◆ OBJECTIVE:
Report only the number of lines holding "have".
**********
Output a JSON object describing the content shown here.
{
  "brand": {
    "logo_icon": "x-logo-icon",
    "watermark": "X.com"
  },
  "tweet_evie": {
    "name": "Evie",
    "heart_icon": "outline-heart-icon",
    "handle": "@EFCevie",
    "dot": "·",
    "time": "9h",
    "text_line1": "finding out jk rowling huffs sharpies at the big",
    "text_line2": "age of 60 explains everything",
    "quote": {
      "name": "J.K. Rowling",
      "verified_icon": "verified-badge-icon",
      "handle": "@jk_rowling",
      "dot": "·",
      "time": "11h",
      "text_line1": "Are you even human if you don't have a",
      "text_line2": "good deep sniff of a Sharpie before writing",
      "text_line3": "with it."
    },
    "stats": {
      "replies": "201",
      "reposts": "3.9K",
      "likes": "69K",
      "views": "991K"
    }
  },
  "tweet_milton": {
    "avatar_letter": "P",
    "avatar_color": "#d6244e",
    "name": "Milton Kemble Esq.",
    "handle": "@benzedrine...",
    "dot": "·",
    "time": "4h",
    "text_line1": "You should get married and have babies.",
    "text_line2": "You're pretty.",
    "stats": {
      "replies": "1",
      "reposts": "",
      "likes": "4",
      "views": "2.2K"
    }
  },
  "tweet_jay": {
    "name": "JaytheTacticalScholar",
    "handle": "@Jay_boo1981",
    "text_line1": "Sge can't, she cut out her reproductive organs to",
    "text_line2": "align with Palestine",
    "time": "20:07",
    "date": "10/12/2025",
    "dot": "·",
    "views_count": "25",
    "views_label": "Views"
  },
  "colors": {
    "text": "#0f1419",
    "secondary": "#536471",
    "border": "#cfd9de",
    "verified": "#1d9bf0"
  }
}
**********
◆ OUTPUT FOR THIS EXERCISE:
2